Given request. Copy exactly the last part of the entries, starting from the line with "Decode this chart: output" and including the final line.

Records

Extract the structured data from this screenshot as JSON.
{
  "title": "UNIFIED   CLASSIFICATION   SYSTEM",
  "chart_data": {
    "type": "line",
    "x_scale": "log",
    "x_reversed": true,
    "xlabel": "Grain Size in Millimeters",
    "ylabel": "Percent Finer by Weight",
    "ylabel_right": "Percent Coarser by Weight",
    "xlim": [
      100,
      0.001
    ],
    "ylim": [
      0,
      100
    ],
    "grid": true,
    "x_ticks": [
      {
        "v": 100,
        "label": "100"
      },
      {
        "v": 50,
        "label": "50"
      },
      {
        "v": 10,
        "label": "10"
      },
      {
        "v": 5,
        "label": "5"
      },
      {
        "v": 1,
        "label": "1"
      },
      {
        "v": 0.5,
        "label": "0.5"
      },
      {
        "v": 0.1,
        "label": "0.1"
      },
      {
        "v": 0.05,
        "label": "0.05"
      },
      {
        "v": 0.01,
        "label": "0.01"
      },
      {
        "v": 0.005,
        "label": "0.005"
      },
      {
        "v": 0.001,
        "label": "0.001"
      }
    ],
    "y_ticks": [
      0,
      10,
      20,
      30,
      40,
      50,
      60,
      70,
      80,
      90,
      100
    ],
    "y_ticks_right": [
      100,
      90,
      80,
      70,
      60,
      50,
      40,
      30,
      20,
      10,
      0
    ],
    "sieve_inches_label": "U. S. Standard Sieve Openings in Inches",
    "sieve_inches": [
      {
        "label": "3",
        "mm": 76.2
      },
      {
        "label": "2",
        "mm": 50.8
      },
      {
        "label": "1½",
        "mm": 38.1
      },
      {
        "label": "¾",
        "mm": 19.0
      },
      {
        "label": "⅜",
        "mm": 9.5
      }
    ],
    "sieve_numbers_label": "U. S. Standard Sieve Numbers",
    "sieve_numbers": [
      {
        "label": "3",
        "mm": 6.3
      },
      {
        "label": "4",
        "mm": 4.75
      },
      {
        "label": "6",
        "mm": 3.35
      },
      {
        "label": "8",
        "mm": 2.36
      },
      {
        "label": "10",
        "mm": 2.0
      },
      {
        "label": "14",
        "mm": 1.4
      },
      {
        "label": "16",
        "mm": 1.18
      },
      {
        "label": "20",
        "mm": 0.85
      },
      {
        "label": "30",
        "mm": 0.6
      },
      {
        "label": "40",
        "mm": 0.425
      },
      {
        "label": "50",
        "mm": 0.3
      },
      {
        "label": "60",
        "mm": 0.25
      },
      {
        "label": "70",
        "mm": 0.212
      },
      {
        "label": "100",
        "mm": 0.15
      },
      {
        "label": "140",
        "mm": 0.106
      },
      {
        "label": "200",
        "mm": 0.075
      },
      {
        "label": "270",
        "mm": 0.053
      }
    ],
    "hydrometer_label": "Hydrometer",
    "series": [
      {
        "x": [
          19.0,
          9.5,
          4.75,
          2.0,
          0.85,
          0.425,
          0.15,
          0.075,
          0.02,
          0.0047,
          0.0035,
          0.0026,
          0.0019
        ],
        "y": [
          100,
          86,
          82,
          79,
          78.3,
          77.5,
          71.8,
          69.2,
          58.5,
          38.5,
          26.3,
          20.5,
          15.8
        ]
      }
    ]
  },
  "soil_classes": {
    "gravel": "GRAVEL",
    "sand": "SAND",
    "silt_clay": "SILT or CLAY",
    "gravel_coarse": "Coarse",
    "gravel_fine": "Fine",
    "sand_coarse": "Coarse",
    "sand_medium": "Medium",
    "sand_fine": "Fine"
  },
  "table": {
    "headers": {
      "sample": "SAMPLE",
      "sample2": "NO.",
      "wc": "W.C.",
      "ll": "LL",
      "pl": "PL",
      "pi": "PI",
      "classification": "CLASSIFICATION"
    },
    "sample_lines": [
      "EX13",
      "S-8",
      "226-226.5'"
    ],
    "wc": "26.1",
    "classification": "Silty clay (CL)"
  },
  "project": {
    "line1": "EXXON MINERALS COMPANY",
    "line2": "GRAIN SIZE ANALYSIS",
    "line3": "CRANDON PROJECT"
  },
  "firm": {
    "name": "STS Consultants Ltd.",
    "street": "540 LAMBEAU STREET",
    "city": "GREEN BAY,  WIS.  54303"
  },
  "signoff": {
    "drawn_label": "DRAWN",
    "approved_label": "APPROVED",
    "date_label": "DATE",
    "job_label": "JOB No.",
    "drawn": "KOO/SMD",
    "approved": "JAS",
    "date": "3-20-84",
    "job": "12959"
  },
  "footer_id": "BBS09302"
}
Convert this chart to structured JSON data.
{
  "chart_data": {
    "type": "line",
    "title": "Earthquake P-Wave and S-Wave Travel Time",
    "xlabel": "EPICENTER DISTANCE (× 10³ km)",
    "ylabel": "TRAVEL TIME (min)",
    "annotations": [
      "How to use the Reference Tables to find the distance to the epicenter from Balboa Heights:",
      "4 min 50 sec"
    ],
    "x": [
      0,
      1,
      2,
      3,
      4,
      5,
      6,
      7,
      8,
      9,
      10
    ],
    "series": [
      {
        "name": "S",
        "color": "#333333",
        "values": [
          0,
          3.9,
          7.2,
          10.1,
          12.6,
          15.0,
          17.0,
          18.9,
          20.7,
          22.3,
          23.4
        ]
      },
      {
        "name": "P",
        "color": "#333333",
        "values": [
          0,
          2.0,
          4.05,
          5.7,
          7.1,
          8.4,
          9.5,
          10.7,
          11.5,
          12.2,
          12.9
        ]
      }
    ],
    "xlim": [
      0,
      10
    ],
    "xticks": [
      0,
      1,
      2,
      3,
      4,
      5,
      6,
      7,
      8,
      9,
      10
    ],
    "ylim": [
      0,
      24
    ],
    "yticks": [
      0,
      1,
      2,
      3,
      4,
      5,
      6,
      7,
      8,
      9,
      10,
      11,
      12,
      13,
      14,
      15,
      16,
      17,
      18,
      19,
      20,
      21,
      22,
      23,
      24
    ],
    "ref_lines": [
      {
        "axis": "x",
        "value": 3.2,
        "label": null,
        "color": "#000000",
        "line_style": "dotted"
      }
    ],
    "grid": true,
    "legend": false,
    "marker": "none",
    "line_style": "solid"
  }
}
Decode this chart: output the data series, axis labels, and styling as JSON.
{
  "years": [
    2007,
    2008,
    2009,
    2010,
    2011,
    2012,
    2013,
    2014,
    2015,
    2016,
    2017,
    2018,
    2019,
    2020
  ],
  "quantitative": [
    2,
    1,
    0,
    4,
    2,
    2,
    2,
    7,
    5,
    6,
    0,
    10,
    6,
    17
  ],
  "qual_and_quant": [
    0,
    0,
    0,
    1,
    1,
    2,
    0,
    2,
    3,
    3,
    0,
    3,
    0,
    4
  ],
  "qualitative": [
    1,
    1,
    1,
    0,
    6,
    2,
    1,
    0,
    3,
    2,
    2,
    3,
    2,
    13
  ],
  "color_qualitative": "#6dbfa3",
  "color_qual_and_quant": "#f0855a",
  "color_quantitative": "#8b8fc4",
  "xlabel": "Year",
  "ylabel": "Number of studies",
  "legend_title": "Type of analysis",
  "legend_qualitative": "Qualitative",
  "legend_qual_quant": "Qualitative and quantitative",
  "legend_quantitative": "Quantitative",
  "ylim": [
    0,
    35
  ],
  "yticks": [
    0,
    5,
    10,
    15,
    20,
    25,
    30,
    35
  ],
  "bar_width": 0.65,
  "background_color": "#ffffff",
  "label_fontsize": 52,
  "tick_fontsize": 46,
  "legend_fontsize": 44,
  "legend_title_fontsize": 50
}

Response.
Decode this chart: output the data series, axis labels, and styling as JSON.
{
  "years": [
    2007,
    2008,
    2009,
    2010,
    2011,
    2012,
    2013,
    2014,
    2015,
    2016,
    2017,
    2018,
    2019,
    2020
  ],
  "quantitative": [
    2,
    1,
    0,
    4,
    2,
    2,
    2,
    7,
    5,
    6,
    0,
    10,
    6,
    17
  ],
  "qual_and_quant": [
    0,
    0,
    0,
    1,
    1,
    2,
    0,
    2,
    3,
    3,
    0,
    3,
    0,
    4
  ],
  "qualitative": [
    1,
    1,
    1,
    0,
    6,
    2,
    1,
    0,
    3,
    2,
    2,
    3,
    2,
    13
  ],
  "color_qualitative": "#6dbfa3",
  "color_qual_and_quant": "#f0855a",
  "color_quantitative": "#8b8fc4",
  "xlabel": "Year",
  "ylabel": "Number of studies",
  "legend_title": "Type of analysis",
  "legend_qualitative": "Qualitative",
  "legend_qual_quant": "Qualitative and quantitative",
  "legend_quantitative": "Quantitative",
  "ylim": [
    0,
    35
  ],
  "yticks": [
    0,
    5,
    10,
    15,
    20,
    25,
    30,
    35
  ],
  "bar_width": 0.65,
  "background_color": "#ffffff",
  "label_fontsize": 52,
  "tick_fontsize": 46,
  "legend_fontsize": 44,
  "legend_title_fontsize": 50
}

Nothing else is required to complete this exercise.